DESCRIPTION OF THE TASK
Each line of the material must be repeated precisely, with the pictures left out.

------ DATA ENTRIES

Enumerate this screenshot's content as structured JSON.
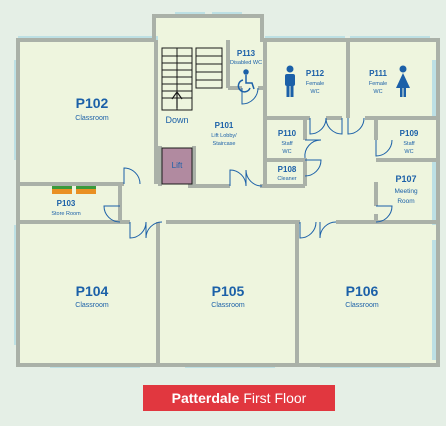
{
  "map": {
    "colors": {
      "background": "#e5efe6",
      "room_fill": "#eef5de",
      "wall": "#aab1a8",
      "window": "#bde0e4",
      "text": "#1b60a8",
      "lift": "#b18aa0",
      "store": "#e99023",
      "title_bg": "#e1373f"
    },
    "rooms": {
      "p102": {
        "id": "P102",
        "name": "Classroom"
      },
      "p113": {
        "id": "P113",
        "name": "Disabled WC"
      },
      "p112": {
        "id": "P112",
        "name": "Female",
        "name2": "WC"
      },
      "p111": {
        "id": "P111",
        "name": "Female",
        "name2": "WC"
      },
      "p101": {
        "id": "P101",
        "name": "Lift Lobby/",
        "name2": "Staircase"
      },
      "down": {
        "label": "Down"
      },
      "lift": {
        "label": "Lift"
      },
      "p110": {
        "id": "P110",
        "name": "Staff",
        "name2": "WC"
      },
      "p108": {
        "id": "P108",
        "name": "Cleaner"
      },
      "p109": {
        "id": "P109",
        "name": "Staff",
        "name2": "WC"
      },
      "p107": {
        "id": "P107",
        "name": "Meeting",
        "name2": "Room"
      },
      "p103": {
        "id": "P103",
        "name": "Store Room"
      },
      "p104": {
        "id": "P104",
        "name": "Classroom"
      },
      "p105": {
        "id": "P105",
        "name": "Classroom"
      },
      "p106": {
        "id": "P106",
        "name": "Classroom"
      }
    },
    "icons": [
      "wheelchair-icon",
      "person-icon",
      "woman-icon"
    ],
    "title": {
      "bold": "Patterdale",
      "rest": "First Floor"
    }
  }
}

------------

ANSWER TO THE PROBLEM
Enumerate this screenshot's content as structured JSON.
{
  "map": {
    "colors": {
      "background": "#e5efe6",
      "room_fill": "#eef5de",
      "wall": "#aab1a8",
      "window": "#bde0e4",
      "text": "#1b60a8",
      "lift": "#b18aa0",
      "store": "#e99023",
      "title_bg": "#e1373f"
    },
    "rooms": {
      "p102": {
        "id": "P102",
        "name": "Classroom"
      },
      "p113": {
        "id": "P113",
        "name": "Disabled WC"
      },
      "p112": {
        "id": "P112",
        "name": "Female",
        "name2": "WC"
      },
      "p111": {
        "id": "P111",
        "name": "Female",
        "name2": "WC"
      },
      "p101": {
        "id": "P101",
        "name": "Lift Lobby/",
        "name2": "Staircase"
      },
      "down": {
        "label": "Down"
      },
      "lift": {
        "label": "Lift"
      },
      "p110": {
        "id": "P110",
        "name": "Staff",
        "name2": "WC"
      },
      "p108": {
        "id": "P108",
        "name": "Cleaner"
      },
      "p109": {
        "id": "P109",
        "name": "Staff",
        "name2": "WC"
      },
      "p107": {
        "id": "P107",
        "name": "Meeting",
        "name2": "Room"
      },
      "p103": {
        "id": "P103",
        "name": "Store Room"
      },
      "p104": {
        "id": "P104",
        "name": "Classroom"
      },
      "p105": {
        "id": "P105",
        "name": "Classroom"
      },
      "p106": {
        "id": "P106",
        "name": "Classroom"
      }
    },
    "icons": [
      "wheelchair-icon",
      "person-icon",
      "woman-icon"
    ],
    "title": {
      "bold": "Patterdale",
      "rest": "First Floor"
    }
  }
}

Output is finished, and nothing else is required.